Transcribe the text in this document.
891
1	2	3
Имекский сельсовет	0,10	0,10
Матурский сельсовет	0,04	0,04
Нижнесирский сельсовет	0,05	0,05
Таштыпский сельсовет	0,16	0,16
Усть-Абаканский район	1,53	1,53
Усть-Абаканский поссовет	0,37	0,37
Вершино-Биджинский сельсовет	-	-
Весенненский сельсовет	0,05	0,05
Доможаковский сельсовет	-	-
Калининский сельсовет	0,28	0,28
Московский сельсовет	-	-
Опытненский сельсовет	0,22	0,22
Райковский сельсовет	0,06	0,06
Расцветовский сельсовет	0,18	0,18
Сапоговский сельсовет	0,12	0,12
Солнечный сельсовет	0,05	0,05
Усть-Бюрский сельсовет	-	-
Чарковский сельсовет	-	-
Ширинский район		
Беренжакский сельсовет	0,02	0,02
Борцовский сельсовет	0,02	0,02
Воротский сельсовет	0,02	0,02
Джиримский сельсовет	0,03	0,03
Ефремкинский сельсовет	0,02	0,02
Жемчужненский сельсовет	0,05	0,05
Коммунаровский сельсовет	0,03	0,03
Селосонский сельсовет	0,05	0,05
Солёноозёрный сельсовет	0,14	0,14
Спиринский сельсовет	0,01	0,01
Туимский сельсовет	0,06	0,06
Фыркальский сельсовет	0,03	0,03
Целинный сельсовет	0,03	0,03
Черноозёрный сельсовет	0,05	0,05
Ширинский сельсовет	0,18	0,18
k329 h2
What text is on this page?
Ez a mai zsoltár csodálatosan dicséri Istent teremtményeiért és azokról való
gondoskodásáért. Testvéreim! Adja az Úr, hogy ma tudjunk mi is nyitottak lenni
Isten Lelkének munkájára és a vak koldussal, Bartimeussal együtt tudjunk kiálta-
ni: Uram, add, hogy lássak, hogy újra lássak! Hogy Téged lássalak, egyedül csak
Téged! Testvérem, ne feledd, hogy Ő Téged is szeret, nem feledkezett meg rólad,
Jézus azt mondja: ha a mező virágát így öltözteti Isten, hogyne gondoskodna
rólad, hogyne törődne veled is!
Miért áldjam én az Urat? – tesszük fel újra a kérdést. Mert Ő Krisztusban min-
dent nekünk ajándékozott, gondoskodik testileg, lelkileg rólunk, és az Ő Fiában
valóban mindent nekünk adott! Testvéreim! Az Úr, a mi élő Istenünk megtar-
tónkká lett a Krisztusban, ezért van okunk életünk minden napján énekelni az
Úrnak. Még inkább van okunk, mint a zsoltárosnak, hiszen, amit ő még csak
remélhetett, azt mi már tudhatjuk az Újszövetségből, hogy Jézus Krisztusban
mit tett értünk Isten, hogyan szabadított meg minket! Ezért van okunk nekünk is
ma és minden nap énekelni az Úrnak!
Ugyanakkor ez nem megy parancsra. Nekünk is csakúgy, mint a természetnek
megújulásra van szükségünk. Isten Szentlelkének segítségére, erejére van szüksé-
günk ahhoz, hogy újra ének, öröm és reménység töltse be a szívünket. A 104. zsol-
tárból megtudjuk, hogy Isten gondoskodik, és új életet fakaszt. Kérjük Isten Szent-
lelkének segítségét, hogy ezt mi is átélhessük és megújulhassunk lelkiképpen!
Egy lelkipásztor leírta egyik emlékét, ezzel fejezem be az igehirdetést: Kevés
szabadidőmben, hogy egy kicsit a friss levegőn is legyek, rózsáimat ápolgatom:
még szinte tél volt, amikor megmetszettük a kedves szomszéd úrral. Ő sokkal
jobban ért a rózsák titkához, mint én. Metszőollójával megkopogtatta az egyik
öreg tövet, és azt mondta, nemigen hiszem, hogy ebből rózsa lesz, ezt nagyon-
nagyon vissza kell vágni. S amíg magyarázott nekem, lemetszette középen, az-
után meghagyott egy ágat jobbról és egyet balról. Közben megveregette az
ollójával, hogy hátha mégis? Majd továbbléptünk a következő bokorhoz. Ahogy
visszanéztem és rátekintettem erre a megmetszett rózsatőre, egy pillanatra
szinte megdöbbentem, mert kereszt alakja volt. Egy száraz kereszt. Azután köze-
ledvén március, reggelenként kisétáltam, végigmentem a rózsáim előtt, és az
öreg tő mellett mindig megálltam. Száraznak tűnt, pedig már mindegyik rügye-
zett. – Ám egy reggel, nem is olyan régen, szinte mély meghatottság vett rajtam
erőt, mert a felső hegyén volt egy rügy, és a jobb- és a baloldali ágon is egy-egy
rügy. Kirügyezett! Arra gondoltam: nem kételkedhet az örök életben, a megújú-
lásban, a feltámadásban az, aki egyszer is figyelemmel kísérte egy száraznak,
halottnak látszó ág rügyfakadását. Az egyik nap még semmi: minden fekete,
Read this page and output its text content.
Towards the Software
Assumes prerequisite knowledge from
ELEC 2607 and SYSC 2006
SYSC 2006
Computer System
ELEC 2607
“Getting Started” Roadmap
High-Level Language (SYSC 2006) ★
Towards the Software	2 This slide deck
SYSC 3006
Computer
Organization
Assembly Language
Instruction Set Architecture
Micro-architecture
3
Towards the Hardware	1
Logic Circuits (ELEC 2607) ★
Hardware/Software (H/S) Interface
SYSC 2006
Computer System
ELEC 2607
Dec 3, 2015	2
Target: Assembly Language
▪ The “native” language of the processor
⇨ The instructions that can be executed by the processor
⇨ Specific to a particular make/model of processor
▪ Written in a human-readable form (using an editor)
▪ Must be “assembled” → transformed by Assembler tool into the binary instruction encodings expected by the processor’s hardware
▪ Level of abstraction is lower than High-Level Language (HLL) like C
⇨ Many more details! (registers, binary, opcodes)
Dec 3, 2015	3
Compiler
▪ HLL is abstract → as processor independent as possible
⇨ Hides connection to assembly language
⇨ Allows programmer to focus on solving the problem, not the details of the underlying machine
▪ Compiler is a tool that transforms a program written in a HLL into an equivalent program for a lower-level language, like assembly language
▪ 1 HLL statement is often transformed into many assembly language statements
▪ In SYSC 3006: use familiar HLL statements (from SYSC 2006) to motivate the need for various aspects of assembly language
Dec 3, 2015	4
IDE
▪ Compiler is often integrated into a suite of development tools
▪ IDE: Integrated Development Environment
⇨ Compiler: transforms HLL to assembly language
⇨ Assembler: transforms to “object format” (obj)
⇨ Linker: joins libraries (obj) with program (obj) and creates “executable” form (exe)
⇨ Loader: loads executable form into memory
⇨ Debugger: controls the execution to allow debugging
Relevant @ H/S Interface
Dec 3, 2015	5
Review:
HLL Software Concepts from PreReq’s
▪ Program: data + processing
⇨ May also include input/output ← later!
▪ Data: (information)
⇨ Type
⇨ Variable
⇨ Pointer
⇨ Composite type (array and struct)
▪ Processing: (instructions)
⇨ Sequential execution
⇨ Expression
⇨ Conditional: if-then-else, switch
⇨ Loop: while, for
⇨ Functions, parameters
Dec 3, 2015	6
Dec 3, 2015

**Aim of the task**
From the listing above, collect each line in which the string "ELEC" appears.

**Solution**
ELEC 2607 and SYSC 2006
ELEC 2607
Logic Circuits (ELEC 2607) ★
ELEC 2607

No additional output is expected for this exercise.